_The request_. Gather from the listing below each line that includes the word "returns", and copy it.

─── Information supplied

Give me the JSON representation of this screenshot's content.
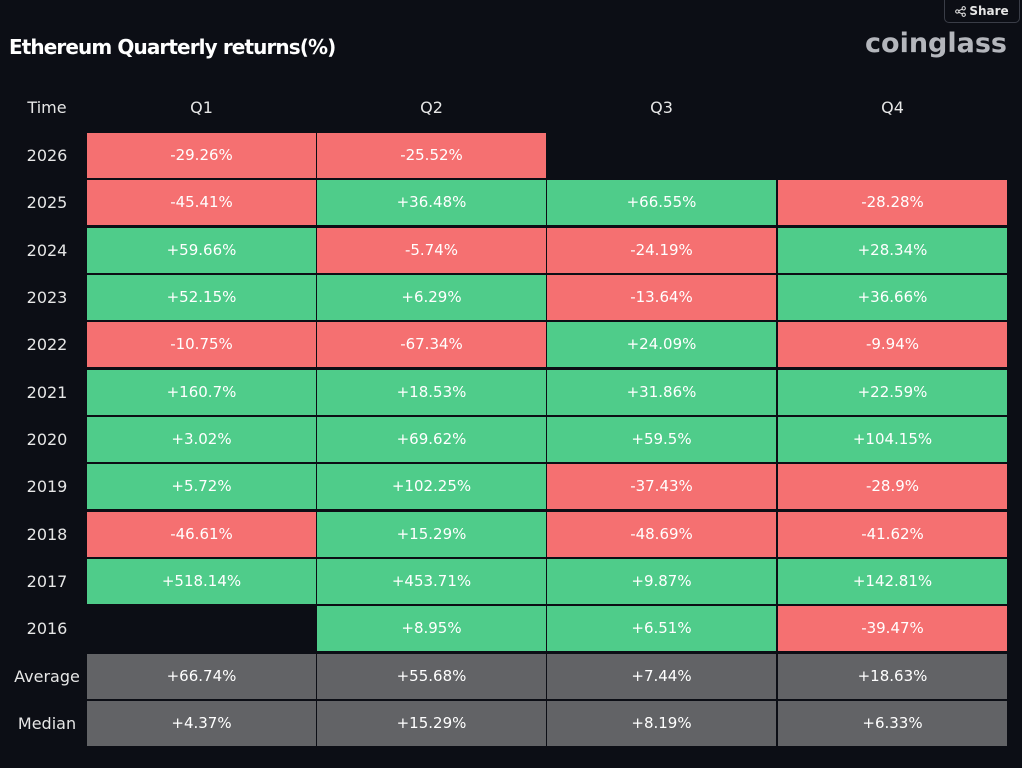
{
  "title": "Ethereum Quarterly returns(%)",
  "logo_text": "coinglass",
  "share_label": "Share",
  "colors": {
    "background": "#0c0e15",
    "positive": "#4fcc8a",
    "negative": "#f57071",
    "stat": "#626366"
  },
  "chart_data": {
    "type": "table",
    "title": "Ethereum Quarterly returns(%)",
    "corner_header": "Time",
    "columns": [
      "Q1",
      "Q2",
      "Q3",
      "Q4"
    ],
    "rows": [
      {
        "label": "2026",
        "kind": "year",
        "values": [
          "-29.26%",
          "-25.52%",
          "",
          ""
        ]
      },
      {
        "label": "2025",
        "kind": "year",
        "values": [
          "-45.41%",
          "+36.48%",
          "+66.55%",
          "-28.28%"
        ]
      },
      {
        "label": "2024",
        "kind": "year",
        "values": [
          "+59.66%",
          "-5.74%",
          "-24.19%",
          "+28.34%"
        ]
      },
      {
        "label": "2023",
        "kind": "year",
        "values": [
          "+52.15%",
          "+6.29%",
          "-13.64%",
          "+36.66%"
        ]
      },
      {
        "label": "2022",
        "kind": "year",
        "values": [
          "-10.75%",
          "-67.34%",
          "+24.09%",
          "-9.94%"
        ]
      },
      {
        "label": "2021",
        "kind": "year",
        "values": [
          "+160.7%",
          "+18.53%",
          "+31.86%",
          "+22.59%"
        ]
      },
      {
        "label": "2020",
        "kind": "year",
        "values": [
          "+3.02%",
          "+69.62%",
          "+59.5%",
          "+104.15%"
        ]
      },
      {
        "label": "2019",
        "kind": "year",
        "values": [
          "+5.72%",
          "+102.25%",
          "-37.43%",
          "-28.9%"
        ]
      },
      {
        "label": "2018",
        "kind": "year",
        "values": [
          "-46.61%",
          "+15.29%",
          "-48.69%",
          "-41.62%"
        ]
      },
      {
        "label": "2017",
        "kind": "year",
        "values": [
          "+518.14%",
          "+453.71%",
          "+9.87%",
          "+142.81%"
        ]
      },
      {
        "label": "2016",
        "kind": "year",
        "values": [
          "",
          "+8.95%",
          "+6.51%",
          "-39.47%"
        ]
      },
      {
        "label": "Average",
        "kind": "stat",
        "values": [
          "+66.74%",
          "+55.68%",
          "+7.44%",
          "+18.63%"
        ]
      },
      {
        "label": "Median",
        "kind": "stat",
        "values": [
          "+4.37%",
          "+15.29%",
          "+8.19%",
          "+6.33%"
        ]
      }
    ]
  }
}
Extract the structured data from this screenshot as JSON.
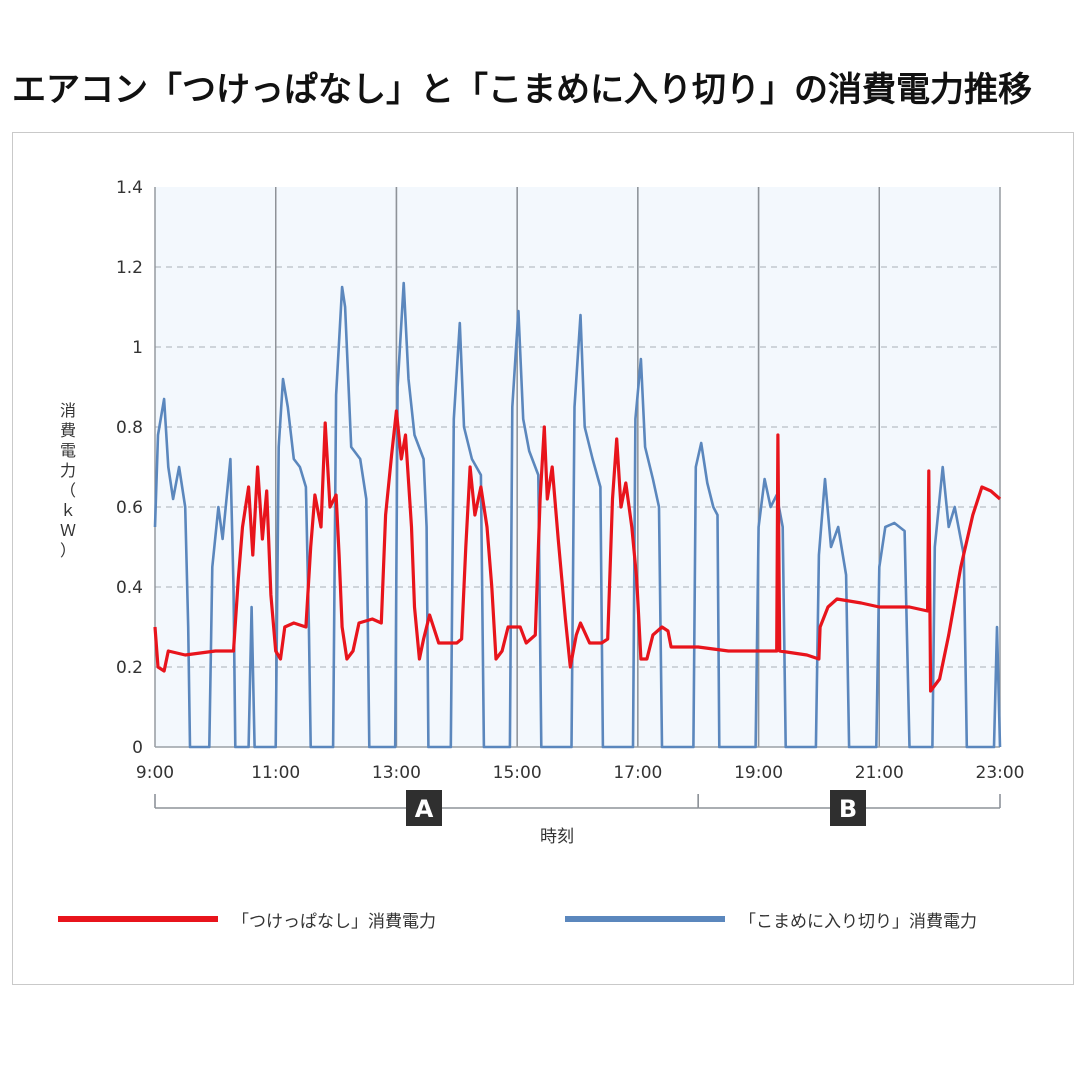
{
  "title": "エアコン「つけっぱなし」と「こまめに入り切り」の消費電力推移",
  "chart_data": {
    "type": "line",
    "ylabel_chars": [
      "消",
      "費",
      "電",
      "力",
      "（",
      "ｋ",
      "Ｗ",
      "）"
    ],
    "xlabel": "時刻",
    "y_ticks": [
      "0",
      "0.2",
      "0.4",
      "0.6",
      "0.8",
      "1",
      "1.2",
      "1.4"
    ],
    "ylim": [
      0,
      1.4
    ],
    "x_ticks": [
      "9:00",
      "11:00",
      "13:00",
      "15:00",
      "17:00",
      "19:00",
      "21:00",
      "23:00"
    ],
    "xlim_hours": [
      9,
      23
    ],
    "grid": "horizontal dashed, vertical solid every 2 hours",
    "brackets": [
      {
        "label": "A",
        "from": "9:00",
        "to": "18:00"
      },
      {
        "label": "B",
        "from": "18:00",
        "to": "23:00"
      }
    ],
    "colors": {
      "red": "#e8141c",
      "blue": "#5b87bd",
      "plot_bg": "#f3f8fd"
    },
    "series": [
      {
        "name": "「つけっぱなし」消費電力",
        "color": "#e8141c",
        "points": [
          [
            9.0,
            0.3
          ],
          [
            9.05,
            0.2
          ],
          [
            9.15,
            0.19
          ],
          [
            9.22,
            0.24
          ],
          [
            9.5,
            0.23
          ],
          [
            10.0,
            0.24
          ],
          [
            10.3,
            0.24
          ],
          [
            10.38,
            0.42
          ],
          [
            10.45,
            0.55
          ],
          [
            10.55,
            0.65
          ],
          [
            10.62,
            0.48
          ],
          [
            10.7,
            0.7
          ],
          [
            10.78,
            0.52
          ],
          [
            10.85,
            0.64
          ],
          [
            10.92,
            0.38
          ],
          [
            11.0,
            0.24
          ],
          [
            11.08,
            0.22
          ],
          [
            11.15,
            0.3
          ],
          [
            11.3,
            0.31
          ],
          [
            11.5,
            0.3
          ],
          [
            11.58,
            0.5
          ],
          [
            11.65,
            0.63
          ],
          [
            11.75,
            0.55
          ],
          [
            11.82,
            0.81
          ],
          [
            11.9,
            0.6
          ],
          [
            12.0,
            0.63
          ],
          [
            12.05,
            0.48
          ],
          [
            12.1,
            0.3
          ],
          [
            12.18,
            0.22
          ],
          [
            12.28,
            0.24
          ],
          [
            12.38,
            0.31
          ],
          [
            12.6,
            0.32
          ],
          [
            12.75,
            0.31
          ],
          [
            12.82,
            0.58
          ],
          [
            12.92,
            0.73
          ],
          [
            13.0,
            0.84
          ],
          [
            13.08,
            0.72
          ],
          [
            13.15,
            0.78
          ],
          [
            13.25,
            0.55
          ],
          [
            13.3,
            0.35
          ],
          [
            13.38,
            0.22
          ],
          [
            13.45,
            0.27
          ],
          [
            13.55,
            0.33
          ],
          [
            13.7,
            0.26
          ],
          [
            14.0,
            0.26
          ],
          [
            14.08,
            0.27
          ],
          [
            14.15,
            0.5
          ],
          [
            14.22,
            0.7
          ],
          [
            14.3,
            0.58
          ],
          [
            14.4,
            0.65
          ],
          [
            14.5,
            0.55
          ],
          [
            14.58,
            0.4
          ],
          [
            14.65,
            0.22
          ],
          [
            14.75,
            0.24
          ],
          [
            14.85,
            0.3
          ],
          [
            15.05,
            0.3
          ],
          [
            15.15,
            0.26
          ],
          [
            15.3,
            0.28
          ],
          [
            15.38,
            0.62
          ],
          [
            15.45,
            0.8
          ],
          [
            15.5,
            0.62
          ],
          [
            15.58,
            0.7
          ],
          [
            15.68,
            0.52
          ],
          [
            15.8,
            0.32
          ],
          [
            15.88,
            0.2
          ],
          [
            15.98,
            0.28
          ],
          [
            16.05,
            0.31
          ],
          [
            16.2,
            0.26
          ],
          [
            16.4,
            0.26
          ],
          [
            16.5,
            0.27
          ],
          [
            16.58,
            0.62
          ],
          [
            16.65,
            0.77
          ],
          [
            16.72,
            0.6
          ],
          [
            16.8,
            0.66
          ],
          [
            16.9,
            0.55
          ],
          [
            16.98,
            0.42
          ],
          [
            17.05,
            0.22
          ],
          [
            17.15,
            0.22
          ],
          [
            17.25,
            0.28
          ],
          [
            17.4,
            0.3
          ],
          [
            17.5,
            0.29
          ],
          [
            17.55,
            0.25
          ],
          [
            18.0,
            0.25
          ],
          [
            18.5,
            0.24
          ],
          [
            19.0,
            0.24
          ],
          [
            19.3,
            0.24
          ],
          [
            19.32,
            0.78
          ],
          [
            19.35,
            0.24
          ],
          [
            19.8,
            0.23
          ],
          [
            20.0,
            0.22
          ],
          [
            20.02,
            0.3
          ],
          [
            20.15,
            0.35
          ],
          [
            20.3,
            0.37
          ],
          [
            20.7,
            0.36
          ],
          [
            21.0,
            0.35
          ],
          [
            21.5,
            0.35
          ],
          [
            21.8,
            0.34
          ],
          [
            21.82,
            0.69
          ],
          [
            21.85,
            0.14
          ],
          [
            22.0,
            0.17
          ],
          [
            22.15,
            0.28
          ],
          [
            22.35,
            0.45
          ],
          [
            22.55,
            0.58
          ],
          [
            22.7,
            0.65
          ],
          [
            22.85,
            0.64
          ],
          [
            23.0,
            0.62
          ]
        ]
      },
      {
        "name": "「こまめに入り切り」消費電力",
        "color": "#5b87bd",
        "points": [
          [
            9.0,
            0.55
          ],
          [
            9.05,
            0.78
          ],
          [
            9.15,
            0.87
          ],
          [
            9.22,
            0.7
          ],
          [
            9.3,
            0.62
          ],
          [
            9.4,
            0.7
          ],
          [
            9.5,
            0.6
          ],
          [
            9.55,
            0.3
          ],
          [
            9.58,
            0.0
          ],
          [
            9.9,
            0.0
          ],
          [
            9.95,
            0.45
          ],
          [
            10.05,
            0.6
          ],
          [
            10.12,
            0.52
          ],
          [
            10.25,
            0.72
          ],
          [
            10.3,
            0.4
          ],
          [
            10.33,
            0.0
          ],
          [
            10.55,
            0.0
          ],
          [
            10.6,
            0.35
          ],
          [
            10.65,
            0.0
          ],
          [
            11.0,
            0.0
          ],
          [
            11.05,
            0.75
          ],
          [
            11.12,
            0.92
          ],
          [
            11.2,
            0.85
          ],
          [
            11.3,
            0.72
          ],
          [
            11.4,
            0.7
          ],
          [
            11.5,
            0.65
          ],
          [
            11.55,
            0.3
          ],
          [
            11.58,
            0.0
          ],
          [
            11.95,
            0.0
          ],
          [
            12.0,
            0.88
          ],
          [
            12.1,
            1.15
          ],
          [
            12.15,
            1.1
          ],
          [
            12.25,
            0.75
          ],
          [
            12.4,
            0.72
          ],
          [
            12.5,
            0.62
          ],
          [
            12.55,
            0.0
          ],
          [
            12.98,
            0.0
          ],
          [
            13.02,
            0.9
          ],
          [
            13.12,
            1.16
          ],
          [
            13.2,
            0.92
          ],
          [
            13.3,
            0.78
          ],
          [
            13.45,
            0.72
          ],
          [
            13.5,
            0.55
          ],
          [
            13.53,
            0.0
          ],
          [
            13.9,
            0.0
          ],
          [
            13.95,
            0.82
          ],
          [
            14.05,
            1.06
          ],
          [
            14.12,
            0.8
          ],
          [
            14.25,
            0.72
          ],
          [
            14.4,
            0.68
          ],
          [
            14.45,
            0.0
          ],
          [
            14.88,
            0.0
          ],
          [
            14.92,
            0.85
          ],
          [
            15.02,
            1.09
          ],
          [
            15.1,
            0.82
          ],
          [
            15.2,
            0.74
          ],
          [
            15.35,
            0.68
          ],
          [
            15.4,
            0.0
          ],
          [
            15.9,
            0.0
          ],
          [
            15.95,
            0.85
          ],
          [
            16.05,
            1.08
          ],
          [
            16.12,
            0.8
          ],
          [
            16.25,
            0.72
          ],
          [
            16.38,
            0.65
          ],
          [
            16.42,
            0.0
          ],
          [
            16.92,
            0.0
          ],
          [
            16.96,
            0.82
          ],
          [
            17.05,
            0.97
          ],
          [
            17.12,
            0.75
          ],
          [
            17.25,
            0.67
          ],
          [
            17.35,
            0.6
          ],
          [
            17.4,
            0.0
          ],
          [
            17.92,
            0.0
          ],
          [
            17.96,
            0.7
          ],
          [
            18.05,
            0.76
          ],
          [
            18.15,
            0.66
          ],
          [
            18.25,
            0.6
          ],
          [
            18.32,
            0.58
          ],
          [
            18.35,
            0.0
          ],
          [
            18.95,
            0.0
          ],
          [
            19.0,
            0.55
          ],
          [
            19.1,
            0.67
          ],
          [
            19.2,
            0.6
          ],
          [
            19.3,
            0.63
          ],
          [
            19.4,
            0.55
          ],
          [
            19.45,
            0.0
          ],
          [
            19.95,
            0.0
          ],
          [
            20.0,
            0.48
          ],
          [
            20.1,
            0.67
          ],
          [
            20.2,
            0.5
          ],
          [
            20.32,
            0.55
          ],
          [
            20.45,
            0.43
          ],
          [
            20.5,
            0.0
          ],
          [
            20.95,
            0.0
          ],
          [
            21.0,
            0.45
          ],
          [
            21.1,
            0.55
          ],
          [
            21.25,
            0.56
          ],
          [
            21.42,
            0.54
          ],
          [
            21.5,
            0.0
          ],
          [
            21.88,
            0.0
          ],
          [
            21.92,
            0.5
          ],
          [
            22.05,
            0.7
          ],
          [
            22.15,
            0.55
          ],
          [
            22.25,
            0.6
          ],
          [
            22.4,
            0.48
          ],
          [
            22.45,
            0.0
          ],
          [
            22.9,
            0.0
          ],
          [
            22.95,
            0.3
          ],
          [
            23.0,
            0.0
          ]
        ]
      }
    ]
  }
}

──────

_Output of the exercise_.
  "title": "Ethereum Quarterly returns(%)",
    "title": "Ethereum Quarterly returns(%)",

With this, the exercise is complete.